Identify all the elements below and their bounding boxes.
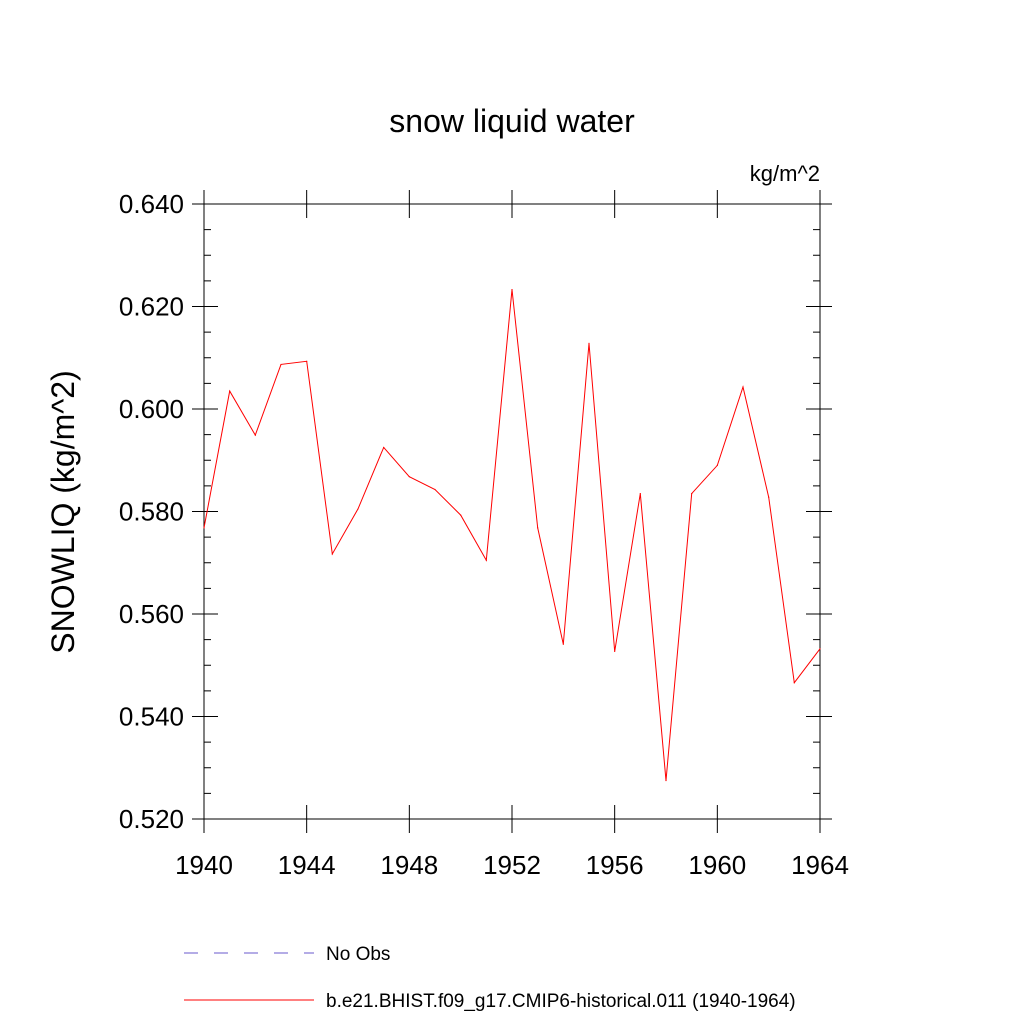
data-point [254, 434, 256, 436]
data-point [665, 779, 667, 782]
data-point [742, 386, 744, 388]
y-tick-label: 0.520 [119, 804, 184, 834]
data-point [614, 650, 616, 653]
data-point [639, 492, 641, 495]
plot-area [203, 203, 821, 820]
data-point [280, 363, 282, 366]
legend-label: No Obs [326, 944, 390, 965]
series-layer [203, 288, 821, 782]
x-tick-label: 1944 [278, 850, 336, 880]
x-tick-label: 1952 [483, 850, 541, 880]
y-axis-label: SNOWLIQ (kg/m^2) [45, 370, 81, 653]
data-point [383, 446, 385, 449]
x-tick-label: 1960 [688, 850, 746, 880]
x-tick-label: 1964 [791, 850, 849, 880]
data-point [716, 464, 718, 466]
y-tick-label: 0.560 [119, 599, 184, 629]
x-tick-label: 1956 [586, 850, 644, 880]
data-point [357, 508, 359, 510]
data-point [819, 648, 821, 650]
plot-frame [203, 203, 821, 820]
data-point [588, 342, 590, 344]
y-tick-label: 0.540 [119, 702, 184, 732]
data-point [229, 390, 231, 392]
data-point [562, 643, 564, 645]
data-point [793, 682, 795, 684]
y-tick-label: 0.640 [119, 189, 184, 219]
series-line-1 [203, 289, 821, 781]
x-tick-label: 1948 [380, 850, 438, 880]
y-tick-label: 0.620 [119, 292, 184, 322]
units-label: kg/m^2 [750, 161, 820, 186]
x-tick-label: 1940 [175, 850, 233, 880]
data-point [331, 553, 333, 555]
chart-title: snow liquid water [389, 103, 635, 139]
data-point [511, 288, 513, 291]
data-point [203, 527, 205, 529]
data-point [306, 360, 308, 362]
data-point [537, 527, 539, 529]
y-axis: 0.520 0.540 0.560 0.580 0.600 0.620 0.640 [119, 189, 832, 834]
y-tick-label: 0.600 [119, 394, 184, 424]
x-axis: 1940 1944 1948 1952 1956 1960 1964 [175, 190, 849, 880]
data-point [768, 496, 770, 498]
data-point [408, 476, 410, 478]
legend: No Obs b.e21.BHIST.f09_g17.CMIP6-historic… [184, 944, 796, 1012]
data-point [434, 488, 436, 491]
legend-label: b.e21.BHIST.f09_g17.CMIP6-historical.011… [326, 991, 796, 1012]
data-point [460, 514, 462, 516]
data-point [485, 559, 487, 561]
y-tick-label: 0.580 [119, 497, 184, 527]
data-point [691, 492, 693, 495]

※ ※ ※

Could you pull out, verbatim, the lines of the item above, starting at the line that contains "data-point [254, 434, 256, 436]" and stopping after the line that contains "data-point [280, 363, 282, 366]"?

## Answer for the task:
data-point [254, 434, 256, 436]
data-point [665, 779, 667, 782]
data-point [742, 386, 744, 388]
y-tick-label: 0.520 [119, 804, 184, 834]
data-point [614, 650, 616, 653]
data-point [639, 492, 641, 495]
plot-area [203, 203, 821, 820]
data-point [280, 363, 282, 366]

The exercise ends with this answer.